**Description of the task:**
Every line below should be repeated exactly.

[Data entries]
= = = = =
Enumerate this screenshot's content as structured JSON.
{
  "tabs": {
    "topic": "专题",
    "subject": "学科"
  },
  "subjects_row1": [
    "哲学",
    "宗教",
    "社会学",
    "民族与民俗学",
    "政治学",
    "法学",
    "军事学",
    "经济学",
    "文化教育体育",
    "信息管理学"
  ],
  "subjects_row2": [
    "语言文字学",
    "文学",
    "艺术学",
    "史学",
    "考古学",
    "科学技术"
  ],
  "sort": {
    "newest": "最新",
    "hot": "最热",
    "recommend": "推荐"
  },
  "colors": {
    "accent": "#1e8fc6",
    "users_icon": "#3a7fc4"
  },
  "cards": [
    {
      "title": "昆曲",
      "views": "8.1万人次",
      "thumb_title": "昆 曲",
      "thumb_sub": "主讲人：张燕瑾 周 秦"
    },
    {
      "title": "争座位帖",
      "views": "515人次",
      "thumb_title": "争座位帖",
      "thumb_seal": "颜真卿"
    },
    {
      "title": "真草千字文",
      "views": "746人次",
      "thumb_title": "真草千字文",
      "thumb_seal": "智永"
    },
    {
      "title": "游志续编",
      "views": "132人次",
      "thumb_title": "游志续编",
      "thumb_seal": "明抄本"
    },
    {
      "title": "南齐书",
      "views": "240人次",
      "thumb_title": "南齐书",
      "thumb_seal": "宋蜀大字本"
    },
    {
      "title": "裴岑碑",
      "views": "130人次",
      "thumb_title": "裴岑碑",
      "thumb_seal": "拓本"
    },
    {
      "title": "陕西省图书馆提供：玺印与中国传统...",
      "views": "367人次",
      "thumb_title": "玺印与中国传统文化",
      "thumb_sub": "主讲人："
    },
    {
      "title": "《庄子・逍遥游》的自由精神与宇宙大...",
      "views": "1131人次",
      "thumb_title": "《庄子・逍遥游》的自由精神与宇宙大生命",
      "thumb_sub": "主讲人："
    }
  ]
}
= = = = =
**Exercise output:**
Enumerate this screenshot's content as structured JSON.
{
  "tabs": {
    "topic": "专题",
    "subject": "学科"
  },
  "subjects_row1": [
    "哲学",
    "宗教",
    "社会学",
    "民族与民俗学",
    "政治学",
    "法学",
    "军事学",
    "经济学",
    "文化教育体育",
    "信息管理学"
  ],
  "subjects_row2": [
    "语言文字学",
    "文学",
    "艺术学",
    "史学",
    "考古学",
    "科学技术"
  ],
  "sort": {
    "newest": "最新",
    "hot": "最热",
    "recommend": "推荐"
  },
  "colors": {
    "accent": "#1e8fc6",
    "users_icon": "#3a7fc4"
  },
  "cards": [
    {
      "title": "昆曲",
      "views": "8.1万人次",
      "thumb_title": "昆 曲",
      "thumb_sub": "主讲人：张燕瑾 周 秦"
    },
    {
      "title": "争座位帖",
      "views": "515人次",
      "thumb_title": "争座位帖",
      "thumb_seal": "颜真卿"
    },
    {
      "title": "真草千字文",
      "views": "746人次",
      "thumb_title": "真草千字文",
      "thumb_seal": "智永"
    },
    {
      "title": "游志续编",
      "views": "132人次",
      "thumb_title": "游志续编",
      "thumb_seal": "明抄本"
    },
    {
      "title": "南齐书",
      "views": "240人次",
      "thumb_title": "南齐书",
      "thumb_seal": "宋蜀大字本"
    },
    {
      "title": "裴岑碑",
      "views": "130人次",
      "thumb_title": "裴岑碑",
      "thumb_seal": "拓本"
    },
    {
      "title": "陕西省图书馆提供：玺印与中国传统...",
      "views": "367人次",
      "thumb_title": "玺印与中国传统文化",
      "thumb_sub": "主讲人："
    },
    {
      "title": "《庄子・逍遥游》的自由精神与宇宙大...",
      "views": "1131人次",
      "thumb_title": "《庄子・逍遥游》的自由精神与宇宙大生命",
      "thumb_sub": "主讲人："
    }
  ]
}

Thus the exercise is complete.